Stated task = In the records below, pick out all lines containing the word "favorites".

Rows =
▶
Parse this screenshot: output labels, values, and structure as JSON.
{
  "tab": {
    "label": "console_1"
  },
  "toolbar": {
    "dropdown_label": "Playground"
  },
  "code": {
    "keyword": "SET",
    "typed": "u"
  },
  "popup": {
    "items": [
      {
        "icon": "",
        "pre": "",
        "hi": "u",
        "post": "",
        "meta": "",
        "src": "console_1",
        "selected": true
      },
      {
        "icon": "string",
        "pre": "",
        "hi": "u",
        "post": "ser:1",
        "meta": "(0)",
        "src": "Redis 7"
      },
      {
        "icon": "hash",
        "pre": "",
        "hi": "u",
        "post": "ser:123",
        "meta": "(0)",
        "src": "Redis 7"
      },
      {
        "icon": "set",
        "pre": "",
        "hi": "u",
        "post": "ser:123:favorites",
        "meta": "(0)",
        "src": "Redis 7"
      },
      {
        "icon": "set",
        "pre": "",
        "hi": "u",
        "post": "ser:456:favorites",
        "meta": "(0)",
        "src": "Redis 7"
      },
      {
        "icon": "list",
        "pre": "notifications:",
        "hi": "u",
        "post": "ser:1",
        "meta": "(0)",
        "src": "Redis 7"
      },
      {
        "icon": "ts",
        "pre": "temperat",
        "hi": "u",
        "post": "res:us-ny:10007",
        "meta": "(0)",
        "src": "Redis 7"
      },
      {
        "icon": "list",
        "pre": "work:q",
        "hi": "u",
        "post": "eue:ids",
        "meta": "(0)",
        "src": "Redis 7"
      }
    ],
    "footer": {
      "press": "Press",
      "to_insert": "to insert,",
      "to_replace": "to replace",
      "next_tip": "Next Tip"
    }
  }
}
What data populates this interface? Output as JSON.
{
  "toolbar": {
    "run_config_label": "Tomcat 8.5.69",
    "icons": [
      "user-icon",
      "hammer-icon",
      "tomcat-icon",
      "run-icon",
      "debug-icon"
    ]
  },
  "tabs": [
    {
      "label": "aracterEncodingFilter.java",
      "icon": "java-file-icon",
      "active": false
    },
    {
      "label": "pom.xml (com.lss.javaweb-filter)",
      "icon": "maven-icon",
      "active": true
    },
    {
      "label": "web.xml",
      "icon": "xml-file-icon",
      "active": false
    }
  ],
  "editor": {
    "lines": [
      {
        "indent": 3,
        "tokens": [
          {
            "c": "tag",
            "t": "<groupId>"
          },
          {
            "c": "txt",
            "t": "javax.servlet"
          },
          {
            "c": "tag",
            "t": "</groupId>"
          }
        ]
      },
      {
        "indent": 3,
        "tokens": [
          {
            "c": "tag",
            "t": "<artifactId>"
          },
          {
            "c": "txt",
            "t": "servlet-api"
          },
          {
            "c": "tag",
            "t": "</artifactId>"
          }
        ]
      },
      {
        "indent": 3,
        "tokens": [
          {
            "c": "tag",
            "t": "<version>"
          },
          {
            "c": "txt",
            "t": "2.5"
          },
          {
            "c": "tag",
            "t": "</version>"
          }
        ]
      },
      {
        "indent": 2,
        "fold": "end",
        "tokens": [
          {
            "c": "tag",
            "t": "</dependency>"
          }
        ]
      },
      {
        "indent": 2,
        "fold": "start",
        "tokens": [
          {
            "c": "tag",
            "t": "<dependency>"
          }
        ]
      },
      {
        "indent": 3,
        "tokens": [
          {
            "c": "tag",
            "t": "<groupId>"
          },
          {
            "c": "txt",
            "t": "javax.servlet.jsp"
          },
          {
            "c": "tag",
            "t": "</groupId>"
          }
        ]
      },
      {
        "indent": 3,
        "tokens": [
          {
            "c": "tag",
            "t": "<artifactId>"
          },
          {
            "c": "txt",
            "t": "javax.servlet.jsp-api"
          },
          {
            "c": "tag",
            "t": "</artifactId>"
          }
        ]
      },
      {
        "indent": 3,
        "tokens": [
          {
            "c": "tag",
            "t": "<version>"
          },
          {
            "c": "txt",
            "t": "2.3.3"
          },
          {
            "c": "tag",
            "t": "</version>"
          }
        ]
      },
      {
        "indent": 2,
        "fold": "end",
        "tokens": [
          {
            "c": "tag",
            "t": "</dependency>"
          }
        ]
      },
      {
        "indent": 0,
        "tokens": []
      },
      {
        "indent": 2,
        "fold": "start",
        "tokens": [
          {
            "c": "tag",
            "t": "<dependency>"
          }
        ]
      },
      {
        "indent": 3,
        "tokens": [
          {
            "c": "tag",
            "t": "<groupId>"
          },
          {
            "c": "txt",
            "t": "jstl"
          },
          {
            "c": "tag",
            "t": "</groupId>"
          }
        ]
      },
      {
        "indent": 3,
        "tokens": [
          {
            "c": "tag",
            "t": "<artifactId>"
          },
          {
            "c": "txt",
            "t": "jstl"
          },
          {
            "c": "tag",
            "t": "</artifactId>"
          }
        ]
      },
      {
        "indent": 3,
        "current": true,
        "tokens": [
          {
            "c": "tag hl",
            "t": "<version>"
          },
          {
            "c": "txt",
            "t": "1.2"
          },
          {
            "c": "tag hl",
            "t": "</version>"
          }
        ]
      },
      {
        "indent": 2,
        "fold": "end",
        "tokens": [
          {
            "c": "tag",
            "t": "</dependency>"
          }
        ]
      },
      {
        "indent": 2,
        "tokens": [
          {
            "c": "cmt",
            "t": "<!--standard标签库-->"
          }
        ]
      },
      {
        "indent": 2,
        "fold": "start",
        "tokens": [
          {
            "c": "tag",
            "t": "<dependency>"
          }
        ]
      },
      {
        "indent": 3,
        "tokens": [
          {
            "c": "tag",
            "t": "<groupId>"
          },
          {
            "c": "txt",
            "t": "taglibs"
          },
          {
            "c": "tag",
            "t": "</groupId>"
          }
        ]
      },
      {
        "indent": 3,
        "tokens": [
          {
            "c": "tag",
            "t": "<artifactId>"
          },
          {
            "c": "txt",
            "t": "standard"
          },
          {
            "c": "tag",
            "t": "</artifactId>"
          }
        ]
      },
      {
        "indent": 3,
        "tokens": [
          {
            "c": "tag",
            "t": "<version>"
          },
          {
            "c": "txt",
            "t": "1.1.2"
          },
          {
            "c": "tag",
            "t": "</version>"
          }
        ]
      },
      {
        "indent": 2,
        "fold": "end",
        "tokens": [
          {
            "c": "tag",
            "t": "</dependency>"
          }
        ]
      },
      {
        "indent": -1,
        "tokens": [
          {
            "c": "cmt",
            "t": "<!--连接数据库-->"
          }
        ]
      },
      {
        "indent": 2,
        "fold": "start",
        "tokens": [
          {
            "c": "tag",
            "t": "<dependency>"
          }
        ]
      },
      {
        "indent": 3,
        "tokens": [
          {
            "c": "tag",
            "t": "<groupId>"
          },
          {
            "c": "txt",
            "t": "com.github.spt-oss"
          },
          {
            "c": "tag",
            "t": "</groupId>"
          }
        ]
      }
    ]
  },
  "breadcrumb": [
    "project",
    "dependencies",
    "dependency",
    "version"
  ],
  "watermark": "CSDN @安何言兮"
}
◀
Result =
        "post": "ser:123:favorites",
        "post": "ser:456:favorites",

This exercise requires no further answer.